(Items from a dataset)

■ ■ ■ ■

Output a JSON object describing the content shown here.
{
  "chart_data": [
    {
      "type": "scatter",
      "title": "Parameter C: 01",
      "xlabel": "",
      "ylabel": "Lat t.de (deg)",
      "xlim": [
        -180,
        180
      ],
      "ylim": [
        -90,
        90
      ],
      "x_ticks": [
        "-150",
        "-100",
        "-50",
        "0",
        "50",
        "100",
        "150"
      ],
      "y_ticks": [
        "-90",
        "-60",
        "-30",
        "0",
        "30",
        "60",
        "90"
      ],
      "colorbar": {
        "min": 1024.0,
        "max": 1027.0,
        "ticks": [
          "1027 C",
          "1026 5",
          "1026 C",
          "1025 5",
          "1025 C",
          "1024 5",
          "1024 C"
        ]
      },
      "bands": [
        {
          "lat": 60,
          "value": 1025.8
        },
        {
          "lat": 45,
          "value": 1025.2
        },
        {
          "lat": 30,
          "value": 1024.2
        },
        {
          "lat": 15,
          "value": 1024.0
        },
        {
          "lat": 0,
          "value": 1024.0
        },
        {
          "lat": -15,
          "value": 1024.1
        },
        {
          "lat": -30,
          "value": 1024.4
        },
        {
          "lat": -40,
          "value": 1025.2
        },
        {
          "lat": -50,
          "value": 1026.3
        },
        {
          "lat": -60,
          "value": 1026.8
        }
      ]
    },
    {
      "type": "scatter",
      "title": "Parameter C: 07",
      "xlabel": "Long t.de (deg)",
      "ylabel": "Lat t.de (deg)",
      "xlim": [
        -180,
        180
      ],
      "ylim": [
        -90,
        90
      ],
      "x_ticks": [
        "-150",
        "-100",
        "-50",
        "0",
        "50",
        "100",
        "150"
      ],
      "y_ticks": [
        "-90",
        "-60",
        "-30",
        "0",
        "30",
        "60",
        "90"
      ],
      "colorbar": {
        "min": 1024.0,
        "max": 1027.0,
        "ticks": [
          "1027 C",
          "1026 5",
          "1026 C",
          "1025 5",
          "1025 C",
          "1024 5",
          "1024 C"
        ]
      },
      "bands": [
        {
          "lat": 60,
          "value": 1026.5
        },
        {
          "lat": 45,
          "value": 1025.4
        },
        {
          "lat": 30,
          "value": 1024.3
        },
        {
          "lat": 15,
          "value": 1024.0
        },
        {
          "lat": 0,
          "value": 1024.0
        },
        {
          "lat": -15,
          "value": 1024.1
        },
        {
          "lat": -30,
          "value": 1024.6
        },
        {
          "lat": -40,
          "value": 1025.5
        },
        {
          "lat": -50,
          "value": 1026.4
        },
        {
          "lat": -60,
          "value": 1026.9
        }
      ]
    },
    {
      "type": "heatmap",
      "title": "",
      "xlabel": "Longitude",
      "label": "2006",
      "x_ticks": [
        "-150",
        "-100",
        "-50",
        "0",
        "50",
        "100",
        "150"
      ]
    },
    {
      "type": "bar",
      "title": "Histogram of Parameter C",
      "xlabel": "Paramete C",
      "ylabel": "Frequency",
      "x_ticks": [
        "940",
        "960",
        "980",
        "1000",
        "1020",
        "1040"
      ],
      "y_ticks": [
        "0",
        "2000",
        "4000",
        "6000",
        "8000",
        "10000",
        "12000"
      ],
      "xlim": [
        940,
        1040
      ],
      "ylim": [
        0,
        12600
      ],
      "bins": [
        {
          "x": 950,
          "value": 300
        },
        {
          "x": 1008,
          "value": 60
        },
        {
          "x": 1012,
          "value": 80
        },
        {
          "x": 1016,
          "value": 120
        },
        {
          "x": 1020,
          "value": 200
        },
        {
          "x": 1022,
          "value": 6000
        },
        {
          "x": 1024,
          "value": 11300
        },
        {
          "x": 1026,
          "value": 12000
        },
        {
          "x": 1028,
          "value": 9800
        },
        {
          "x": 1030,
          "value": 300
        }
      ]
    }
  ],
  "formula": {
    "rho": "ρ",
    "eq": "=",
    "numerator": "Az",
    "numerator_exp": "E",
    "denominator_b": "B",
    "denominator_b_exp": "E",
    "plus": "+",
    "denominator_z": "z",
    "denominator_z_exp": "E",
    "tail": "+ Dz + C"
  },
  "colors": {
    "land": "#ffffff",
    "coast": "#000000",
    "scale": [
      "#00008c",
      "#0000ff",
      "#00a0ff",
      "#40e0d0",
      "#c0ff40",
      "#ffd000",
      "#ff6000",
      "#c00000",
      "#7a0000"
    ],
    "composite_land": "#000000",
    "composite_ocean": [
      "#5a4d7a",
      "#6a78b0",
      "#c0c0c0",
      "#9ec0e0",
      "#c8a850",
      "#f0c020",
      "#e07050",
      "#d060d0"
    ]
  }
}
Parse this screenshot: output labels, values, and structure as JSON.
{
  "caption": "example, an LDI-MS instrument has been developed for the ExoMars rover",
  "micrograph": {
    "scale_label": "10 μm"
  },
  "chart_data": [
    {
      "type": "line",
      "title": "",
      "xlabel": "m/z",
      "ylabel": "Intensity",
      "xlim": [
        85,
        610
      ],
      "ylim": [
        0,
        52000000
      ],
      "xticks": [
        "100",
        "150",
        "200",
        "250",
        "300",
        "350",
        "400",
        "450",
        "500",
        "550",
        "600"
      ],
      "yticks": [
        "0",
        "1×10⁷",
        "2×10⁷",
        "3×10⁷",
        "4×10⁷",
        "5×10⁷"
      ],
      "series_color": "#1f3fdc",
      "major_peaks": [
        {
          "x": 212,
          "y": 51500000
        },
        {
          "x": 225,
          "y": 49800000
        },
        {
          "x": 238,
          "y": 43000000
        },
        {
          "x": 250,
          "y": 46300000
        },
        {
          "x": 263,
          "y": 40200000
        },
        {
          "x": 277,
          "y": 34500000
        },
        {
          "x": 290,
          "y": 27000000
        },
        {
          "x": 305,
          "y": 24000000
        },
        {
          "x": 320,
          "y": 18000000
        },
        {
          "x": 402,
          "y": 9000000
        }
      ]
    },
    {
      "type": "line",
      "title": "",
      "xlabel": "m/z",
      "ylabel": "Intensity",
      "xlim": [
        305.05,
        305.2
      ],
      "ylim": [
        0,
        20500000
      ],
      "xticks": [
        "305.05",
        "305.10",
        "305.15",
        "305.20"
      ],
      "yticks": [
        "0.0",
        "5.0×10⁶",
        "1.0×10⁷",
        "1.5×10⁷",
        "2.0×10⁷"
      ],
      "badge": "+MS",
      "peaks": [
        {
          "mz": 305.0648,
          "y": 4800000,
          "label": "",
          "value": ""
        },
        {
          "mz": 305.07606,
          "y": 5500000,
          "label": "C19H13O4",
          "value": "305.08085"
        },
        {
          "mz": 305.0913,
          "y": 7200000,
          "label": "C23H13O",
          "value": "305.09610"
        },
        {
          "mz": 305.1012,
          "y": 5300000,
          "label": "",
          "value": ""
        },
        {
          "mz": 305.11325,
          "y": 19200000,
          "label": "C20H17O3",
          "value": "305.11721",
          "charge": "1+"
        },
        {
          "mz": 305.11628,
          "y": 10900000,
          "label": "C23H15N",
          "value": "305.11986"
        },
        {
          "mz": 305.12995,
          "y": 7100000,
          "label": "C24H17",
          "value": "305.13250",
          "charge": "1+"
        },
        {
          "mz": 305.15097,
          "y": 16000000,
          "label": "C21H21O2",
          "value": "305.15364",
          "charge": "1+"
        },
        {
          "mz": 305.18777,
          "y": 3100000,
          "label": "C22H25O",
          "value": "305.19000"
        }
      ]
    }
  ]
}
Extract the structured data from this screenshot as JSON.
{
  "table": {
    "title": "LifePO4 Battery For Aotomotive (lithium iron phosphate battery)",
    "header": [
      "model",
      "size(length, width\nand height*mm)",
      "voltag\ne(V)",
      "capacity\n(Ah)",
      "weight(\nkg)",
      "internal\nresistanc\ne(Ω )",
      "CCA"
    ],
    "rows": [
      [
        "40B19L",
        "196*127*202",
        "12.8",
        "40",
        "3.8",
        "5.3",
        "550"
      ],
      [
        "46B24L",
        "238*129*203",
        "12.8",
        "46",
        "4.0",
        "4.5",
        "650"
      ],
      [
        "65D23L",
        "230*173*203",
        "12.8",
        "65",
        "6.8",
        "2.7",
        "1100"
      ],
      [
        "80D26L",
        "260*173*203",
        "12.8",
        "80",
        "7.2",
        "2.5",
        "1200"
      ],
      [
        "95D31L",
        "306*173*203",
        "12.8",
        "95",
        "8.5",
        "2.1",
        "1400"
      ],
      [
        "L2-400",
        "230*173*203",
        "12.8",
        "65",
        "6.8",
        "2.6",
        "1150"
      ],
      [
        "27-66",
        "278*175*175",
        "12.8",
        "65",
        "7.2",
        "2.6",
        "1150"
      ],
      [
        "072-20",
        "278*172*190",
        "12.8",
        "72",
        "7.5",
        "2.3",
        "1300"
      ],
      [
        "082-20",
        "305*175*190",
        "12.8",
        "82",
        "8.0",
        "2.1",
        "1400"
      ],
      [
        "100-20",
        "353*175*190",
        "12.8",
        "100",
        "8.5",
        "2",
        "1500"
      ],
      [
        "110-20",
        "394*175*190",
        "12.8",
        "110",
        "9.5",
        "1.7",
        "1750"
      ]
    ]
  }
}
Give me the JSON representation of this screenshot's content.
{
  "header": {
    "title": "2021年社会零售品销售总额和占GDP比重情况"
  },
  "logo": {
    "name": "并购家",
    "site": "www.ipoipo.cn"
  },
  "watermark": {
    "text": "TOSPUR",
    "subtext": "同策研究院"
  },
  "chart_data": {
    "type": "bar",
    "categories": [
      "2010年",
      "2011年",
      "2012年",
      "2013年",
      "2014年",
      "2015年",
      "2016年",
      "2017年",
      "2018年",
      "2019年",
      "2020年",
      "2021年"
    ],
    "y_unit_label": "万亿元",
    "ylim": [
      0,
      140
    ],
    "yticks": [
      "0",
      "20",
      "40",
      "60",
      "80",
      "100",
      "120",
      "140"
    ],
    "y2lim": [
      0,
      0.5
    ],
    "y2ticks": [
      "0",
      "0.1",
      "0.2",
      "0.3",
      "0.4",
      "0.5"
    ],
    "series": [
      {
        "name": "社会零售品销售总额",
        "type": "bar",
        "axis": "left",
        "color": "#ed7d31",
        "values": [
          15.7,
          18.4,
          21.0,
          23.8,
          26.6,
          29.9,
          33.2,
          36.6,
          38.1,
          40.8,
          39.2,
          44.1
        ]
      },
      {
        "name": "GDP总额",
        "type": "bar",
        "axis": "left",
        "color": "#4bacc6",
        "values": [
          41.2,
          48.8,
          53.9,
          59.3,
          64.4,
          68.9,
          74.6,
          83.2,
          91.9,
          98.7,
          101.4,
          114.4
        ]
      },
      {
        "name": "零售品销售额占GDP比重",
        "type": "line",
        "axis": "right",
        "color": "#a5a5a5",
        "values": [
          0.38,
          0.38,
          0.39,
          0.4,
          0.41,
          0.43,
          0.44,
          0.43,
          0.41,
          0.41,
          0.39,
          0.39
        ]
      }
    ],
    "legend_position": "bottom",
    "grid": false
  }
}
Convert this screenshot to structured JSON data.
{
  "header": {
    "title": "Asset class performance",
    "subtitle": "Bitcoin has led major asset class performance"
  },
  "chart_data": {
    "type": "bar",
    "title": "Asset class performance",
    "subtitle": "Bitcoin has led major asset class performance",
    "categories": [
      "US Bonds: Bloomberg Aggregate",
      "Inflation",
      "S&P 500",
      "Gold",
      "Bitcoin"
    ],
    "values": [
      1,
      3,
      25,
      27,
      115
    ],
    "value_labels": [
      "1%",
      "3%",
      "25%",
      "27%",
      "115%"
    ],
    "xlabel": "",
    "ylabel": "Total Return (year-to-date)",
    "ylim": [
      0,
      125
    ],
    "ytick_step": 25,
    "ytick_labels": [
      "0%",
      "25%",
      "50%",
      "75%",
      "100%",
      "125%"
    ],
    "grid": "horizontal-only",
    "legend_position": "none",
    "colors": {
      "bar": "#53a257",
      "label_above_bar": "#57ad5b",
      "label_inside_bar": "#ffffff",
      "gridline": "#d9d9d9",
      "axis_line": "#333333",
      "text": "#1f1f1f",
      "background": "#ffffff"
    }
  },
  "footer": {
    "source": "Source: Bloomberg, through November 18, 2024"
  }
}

■ ■ ■ ■

■ **EXERCISE GOAL**:
Copy each line of the records containing the string "name".

■ **RESPONSE BELOW**:
    "name": "并购家",
        "name": "社会零售品销售总额",
        "name": "GDP总额",
        "name": "零售品销售额占GDP比重",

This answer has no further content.